▶ BRIEF
Out of the lines below, please list those that hold the string "Packing".

─── DATA LINES ───

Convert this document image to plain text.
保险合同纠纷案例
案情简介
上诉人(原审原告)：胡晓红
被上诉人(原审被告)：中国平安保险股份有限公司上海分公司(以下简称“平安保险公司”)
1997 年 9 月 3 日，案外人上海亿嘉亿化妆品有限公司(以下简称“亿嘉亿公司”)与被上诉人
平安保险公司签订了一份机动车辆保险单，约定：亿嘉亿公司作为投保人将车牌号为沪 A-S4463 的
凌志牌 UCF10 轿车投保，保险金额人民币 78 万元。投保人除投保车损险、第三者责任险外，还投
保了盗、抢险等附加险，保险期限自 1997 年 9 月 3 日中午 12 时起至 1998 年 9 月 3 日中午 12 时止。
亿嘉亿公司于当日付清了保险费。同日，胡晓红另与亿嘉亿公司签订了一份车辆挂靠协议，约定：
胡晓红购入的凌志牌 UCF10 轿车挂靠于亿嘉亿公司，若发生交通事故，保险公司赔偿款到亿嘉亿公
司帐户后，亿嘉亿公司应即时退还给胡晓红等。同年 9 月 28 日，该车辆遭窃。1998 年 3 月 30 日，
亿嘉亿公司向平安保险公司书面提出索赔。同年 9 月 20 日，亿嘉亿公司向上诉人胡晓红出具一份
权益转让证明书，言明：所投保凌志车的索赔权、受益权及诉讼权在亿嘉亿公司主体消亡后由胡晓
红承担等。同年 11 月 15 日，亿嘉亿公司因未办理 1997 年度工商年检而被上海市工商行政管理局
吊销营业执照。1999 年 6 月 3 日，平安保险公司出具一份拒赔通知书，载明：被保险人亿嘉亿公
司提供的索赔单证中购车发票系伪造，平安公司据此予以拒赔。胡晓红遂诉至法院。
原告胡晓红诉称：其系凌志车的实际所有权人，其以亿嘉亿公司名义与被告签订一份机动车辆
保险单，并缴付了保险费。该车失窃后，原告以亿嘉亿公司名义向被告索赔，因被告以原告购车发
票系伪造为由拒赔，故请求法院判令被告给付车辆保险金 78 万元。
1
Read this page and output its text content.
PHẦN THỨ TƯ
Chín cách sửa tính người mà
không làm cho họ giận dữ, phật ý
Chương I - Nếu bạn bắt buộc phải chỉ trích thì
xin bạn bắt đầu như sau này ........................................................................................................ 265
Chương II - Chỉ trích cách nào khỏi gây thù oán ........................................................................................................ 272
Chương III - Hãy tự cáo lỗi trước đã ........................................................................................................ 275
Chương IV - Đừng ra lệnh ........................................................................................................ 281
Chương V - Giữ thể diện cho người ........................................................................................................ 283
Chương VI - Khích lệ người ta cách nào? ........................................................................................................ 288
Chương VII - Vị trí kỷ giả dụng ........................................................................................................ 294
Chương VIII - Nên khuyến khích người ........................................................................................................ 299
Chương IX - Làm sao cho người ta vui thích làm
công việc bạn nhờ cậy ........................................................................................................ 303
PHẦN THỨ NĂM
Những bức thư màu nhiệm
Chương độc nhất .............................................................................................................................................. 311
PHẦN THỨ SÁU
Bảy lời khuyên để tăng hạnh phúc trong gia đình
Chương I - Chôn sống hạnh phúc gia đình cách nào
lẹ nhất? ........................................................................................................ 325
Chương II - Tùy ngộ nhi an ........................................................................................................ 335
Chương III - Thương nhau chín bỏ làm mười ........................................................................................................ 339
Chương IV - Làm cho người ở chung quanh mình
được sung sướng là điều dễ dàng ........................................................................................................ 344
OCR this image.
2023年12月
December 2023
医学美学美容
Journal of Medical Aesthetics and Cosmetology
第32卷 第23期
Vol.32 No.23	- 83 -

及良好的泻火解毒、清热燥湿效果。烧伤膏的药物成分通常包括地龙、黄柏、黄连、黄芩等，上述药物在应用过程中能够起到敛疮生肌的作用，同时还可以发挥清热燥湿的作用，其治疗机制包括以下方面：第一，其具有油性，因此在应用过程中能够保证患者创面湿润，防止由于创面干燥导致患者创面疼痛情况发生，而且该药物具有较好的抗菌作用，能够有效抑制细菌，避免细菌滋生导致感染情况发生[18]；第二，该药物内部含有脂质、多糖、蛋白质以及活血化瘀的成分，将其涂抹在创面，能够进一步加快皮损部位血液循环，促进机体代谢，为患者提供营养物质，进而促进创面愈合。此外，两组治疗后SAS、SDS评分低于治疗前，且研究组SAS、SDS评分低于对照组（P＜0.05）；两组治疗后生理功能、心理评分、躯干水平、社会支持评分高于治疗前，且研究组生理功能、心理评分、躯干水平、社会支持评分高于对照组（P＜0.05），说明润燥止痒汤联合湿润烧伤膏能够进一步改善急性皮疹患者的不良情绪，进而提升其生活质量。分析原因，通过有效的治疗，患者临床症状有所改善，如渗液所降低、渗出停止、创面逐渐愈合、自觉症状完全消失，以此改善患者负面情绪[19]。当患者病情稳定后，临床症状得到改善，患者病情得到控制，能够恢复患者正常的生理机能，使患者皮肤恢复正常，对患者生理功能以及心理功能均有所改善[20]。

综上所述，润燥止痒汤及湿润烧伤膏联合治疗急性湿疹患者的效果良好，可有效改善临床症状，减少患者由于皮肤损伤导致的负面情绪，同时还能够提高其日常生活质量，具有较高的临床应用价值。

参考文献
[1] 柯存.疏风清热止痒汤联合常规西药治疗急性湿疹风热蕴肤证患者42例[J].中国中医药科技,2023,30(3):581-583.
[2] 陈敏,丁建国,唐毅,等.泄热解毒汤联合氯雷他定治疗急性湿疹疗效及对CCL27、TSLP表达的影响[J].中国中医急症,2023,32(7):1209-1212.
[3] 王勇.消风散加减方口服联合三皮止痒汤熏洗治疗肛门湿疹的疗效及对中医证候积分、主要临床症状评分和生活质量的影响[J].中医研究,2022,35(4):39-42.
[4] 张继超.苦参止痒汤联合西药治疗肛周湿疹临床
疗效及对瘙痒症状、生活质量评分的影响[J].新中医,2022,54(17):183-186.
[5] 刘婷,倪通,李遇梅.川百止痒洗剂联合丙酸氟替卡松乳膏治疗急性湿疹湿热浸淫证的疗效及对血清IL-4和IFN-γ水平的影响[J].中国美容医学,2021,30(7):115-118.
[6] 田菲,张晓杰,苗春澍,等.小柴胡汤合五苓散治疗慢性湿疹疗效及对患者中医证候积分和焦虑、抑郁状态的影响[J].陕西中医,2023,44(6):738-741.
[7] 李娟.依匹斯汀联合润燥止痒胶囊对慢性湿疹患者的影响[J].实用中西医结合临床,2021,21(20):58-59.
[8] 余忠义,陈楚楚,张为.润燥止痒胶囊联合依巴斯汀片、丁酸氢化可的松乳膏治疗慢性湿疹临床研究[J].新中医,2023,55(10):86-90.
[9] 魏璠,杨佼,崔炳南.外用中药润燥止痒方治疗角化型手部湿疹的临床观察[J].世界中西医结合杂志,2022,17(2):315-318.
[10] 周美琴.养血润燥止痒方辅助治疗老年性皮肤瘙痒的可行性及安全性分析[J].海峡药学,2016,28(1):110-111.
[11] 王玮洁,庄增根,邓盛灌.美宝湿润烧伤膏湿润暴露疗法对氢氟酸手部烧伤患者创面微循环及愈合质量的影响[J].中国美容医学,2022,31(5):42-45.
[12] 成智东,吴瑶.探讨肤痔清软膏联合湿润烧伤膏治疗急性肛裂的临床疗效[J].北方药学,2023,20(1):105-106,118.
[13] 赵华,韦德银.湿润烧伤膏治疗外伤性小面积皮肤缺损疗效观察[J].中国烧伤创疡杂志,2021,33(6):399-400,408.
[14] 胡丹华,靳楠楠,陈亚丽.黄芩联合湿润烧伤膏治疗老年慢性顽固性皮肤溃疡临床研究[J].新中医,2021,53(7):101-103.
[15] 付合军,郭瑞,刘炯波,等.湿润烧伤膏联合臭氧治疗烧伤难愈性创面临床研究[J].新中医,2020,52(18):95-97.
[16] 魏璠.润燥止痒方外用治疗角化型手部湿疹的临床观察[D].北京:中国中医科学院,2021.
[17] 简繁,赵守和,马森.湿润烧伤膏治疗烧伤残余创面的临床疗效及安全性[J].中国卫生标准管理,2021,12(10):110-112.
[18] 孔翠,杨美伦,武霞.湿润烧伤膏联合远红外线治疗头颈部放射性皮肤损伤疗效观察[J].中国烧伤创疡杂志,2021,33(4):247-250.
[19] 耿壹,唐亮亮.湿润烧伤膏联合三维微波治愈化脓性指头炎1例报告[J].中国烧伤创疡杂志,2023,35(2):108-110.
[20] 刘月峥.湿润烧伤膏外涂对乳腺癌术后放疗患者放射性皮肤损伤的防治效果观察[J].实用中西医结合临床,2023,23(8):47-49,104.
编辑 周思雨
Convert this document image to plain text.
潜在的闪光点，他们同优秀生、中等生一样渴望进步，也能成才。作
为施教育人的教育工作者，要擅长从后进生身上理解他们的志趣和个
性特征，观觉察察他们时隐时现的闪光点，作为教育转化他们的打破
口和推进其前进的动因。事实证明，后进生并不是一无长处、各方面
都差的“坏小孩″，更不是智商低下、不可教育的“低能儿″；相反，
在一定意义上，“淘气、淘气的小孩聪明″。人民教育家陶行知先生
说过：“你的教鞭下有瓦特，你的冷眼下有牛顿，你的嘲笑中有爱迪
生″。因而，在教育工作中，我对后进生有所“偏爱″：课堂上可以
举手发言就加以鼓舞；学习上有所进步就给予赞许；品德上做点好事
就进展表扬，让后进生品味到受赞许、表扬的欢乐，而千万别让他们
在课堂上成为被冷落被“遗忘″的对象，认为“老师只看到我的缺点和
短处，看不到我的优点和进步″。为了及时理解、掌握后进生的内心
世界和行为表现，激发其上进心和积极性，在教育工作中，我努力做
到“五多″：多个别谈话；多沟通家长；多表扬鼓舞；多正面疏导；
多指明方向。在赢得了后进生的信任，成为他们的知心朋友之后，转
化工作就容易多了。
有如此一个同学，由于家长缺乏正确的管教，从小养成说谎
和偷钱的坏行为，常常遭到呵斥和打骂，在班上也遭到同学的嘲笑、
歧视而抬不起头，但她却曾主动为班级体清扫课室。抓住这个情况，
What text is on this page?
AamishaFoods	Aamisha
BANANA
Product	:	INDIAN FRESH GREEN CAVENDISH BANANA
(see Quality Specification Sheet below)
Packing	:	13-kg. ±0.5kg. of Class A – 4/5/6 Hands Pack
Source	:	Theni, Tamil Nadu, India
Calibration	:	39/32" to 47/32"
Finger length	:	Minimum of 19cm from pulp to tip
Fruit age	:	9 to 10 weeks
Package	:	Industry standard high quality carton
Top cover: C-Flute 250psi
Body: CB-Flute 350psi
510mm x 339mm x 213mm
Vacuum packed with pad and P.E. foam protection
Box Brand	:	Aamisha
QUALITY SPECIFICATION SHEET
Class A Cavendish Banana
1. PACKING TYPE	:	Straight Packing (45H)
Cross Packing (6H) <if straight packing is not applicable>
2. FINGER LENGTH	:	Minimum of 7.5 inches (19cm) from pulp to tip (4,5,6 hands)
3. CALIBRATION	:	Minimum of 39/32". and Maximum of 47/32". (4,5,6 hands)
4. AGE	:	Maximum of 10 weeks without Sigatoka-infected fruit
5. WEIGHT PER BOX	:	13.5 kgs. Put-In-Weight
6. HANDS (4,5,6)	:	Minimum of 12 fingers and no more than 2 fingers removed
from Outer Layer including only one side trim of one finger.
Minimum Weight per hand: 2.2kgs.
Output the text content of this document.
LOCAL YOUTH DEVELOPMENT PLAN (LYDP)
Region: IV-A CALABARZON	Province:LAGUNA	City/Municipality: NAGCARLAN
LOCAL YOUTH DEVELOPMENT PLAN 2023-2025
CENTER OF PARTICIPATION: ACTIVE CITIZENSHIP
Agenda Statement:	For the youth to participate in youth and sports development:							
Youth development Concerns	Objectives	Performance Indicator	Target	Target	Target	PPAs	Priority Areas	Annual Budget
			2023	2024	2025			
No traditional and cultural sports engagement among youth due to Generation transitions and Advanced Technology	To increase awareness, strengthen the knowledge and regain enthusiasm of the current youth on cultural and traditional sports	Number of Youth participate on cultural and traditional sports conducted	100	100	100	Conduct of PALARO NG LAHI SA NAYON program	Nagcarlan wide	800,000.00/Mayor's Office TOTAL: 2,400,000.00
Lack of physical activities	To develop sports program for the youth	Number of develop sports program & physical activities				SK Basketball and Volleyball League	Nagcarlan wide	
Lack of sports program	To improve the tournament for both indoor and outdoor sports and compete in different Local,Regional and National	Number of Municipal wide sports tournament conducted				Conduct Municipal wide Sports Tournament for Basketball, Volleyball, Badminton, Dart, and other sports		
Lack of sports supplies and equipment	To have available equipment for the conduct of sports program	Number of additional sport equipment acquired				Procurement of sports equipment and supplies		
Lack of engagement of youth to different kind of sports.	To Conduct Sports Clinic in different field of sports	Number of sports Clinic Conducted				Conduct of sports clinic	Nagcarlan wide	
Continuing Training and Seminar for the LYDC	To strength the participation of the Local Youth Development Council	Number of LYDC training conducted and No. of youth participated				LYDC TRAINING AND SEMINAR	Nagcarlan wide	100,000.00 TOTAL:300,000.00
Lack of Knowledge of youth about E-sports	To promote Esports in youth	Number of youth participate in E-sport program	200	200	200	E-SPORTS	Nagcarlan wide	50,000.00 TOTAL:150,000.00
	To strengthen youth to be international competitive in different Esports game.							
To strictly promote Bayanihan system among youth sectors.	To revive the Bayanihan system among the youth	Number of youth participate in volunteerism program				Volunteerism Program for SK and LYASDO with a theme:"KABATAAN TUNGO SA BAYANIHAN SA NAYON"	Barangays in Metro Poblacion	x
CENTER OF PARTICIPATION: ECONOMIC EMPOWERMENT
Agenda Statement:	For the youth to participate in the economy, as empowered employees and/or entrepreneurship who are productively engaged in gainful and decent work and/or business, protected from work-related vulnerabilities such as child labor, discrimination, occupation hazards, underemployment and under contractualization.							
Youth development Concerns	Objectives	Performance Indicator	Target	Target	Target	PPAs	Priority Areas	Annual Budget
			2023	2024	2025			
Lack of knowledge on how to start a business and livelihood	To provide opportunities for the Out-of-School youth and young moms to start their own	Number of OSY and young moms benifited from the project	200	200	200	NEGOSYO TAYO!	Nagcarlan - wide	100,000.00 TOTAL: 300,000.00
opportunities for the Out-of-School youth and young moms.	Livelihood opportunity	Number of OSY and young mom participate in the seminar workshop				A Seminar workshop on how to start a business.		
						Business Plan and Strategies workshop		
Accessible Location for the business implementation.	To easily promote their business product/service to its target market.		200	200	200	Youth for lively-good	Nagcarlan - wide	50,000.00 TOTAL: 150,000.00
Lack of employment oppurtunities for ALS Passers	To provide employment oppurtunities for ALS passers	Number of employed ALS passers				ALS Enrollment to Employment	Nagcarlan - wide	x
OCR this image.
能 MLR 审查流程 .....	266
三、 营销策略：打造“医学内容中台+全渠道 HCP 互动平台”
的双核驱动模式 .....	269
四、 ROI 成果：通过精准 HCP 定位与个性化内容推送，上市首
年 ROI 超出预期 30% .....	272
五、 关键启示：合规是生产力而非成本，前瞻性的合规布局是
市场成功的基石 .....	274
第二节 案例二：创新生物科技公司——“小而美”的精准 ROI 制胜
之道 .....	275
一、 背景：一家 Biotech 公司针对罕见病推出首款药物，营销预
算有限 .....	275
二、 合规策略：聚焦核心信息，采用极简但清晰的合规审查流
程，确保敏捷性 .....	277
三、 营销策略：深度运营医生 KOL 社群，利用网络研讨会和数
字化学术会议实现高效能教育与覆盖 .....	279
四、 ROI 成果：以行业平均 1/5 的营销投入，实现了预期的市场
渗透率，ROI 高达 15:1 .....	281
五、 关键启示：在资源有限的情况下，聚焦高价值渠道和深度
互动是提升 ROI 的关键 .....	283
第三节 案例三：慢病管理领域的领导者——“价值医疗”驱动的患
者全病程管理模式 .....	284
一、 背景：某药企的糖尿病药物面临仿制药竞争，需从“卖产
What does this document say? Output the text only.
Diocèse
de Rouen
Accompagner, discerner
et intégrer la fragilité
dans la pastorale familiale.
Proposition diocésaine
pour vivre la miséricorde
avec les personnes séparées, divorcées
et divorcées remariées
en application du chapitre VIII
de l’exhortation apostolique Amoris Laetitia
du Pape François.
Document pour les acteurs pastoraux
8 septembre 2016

───

▶ RESPONSE FOR THIS EXERCISE
Packing	:	13-kg. ±0.5kg. of Class A – 4/5/6 Hands Pack
1. PACKING TYPE	:	Straight Packing (45H)
Cross Packing (6H) <if straight packing is not applicable>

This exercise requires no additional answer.